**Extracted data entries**
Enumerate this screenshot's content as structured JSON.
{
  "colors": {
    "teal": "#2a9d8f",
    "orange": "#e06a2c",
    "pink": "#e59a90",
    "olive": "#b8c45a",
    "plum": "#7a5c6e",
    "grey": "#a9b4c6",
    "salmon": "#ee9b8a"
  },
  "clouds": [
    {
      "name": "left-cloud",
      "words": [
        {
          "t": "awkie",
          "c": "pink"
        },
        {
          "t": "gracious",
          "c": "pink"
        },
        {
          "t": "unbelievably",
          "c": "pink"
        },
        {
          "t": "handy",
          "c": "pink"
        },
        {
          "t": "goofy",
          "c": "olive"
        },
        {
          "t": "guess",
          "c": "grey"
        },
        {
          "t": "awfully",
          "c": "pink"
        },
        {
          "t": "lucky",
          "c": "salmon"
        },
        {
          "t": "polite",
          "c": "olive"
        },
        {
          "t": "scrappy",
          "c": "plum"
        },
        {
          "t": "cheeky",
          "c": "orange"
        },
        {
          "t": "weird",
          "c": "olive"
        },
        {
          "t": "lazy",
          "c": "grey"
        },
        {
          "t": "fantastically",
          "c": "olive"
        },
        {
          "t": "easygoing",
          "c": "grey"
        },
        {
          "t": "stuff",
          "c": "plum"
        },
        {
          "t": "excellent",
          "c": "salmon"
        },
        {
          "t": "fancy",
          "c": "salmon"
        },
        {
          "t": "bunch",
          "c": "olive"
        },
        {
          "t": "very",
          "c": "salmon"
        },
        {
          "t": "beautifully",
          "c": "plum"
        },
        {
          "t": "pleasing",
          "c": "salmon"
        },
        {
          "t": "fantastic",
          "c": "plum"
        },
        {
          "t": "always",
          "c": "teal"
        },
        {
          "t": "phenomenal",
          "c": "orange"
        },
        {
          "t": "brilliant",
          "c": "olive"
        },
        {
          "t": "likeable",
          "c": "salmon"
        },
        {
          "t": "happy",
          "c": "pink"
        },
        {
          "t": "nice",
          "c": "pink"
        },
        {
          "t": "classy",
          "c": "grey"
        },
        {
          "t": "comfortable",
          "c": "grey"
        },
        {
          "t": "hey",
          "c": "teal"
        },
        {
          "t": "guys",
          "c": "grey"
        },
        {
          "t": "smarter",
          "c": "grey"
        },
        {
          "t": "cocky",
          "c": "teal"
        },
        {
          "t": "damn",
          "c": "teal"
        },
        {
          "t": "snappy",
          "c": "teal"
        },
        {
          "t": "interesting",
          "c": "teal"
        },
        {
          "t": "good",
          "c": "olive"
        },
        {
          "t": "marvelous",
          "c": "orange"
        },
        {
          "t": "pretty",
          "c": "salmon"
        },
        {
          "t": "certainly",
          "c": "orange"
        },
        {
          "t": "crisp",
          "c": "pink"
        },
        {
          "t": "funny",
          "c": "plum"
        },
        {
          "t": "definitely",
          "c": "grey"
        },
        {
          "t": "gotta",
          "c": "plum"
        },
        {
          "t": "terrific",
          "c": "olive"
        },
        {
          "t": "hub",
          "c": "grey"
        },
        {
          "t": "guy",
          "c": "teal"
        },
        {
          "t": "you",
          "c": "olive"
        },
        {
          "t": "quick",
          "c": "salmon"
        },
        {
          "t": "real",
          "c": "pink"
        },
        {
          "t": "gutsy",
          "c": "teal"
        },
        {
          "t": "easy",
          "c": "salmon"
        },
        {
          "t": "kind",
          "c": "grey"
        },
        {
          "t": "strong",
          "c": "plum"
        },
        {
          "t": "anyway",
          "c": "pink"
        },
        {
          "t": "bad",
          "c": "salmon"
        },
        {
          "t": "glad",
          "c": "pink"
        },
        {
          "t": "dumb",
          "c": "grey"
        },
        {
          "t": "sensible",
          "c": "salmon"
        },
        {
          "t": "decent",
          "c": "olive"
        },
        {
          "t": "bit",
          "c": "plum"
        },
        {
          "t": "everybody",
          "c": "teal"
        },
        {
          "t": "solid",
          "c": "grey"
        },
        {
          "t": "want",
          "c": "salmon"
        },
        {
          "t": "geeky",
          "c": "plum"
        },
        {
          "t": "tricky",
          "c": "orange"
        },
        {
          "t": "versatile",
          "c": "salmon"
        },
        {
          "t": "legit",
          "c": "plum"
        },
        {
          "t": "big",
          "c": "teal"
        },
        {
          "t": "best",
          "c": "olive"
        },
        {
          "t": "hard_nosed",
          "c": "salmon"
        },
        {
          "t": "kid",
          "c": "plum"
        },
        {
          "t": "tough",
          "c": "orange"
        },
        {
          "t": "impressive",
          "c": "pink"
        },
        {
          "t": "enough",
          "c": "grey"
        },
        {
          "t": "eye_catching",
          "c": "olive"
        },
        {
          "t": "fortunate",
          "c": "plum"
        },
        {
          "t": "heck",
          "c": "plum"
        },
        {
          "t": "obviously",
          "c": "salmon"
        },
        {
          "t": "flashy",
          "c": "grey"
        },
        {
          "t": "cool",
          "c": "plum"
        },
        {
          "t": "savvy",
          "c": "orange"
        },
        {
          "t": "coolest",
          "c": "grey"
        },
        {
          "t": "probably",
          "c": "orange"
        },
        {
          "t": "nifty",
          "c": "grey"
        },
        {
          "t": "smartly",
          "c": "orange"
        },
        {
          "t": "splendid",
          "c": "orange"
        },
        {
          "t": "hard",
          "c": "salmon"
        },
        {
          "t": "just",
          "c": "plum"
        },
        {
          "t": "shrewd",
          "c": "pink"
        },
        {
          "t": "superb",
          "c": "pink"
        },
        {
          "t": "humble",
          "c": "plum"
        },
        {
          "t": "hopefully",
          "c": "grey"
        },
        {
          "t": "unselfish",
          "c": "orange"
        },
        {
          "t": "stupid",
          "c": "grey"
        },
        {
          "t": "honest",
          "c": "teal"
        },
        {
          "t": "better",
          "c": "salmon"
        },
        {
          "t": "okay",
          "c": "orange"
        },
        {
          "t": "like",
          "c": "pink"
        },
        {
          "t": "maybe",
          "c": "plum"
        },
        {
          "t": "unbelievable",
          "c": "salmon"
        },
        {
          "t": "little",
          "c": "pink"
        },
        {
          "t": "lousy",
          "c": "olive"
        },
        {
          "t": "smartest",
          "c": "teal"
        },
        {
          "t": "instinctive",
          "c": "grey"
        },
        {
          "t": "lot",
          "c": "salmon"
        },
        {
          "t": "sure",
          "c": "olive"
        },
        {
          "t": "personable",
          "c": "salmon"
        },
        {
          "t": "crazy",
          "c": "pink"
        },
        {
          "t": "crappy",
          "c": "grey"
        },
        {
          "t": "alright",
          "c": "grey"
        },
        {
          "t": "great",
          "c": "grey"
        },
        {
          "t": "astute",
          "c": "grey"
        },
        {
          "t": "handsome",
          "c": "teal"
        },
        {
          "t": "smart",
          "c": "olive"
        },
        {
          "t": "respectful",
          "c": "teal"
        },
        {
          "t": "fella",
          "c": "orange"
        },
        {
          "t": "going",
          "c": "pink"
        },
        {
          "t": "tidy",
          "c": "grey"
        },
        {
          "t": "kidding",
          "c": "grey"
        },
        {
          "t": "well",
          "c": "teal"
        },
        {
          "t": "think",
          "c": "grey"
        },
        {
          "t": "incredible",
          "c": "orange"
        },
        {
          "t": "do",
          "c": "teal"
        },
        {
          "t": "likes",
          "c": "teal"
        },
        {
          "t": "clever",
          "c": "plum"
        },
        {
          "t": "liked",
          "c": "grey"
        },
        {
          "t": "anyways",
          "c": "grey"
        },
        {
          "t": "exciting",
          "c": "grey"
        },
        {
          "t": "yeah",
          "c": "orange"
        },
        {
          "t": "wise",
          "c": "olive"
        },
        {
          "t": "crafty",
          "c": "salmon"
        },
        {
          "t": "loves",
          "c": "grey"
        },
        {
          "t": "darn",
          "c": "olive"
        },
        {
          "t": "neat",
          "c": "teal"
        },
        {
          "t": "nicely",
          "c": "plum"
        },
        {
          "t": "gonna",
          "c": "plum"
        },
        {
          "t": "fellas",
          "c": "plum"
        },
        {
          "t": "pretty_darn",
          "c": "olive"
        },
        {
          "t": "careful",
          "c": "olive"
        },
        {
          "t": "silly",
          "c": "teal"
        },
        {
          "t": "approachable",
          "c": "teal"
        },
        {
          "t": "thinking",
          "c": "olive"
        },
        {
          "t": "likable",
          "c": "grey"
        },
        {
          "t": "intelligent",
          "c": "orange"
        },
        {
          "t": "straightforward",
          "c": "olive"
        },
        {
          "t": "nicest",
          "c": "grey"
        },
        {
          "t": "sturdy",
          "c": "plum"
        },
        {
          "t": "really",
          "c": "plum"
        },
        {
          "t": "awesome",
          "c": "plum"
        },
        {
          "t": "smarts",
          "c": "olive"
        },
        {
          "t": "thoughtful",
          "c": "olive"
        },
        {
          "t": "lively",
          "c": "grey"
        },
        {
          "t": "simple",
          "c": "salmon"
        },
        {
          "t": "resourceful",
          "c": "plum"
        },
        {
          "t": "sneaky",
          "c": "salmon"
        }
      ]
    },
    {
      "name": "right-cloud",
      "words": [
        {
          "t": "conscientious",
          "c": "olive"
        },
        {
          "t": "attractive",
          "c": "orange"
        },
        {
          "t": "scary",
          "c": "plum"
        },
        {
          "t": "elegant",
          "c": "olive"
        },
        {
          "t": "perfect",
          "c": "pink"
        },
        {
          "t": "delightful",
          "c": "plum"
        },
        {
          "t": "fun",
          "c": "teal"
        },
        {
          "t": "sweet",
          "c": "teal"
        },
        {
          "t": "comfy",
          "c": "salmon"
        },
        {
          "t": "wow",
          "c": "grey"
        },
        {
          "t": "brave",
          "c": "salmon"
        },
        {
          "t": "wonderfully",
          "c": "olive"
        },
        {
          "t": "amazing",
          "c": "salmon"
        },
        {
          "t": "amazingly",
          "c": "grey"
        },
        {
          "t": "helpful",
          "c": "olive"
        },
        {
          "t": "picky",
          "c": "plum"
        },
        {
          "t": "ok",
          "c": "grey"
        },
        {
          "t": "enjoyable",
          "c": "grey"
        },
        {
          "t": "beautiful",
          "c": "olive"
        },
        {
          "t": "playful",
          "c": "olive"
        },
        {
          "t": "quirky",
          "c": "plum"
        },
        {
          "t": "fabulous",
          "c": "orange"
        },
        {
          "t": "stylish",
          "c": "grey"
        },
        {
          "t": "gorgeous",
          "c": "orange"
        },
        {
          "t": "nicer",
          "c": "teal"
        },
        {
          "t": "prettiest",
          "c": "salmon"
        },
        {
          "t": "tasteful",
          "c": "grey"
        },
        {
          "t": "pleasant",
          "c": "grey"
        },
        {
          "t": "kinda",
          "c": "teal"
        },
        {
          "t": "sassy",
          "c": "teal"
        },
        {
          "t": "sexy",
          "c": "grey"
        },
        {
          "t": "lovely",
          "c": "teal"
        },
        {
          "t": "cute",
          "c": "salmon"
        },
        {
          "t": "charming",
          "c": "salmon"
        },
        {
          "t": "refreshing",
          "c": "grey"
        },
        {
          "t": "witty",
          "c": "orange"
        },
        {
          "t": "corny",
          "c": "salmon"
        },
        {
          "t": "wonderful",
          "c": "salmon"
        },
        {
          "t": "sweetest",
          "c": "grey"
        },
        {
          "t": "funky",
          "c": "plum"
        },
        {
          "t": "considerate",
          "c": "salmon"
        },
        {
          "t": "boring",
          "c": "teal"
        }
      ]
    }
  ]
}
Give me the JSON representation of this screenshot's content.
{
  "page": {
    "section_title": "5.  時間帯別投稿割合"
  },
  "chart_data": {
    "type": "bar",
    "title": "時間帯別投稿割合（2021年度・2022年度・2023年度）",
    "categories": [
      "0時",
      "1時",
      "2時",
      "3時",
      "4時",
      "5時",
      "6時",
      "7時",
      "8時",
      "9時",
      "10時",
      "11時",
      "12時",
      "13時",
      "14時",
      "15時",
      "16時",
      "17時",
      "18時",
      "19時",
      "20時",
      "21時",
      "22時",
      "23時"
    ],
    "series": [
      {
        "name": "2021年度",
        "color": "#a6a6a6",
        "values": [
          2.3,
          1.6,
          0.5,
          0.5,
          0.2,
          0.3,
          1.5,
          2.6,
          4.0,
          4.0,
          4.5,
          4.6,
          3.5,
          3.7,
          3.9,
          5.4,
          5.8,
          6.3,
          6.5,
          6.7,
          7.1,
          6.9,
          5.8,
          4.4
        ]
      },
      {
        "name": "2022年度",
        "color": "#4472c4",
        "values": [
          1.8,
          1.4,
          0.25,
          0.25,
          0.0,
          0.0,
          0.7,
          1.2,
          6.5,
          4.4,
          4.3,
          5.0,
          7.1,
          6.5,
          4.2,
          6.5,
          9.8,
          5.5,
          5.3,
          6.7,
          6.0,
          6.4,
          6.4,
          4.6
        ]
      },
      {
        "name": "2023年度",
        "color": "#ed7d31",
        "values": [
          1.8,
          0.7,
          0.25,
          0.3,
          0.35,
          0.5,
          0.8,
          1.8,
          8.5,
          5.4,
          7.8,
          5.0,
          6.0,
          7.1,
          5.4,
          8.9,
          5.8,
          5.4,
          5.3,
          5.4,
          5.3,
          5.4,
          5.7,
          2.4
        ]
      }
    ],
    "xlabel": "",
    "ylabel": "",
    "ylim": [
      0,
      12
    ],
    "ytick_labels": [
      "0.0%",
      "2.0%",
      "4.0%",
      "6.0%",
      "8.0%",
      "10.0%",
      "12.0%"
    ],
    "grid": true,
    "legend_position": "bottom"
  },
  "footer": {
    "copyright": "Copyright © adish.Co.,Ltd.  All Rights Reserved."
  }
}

**GIVEN INSTRUCTION**
Scan the listing above. Gather each line that contains the word "name".

**SOLUTION TO THIS EXERCISE**
      "name": "left-cloud",
      "name": "right-cloud",
        "name": "2021年度",
        "name": "2022年度",
        "name": "2023年度",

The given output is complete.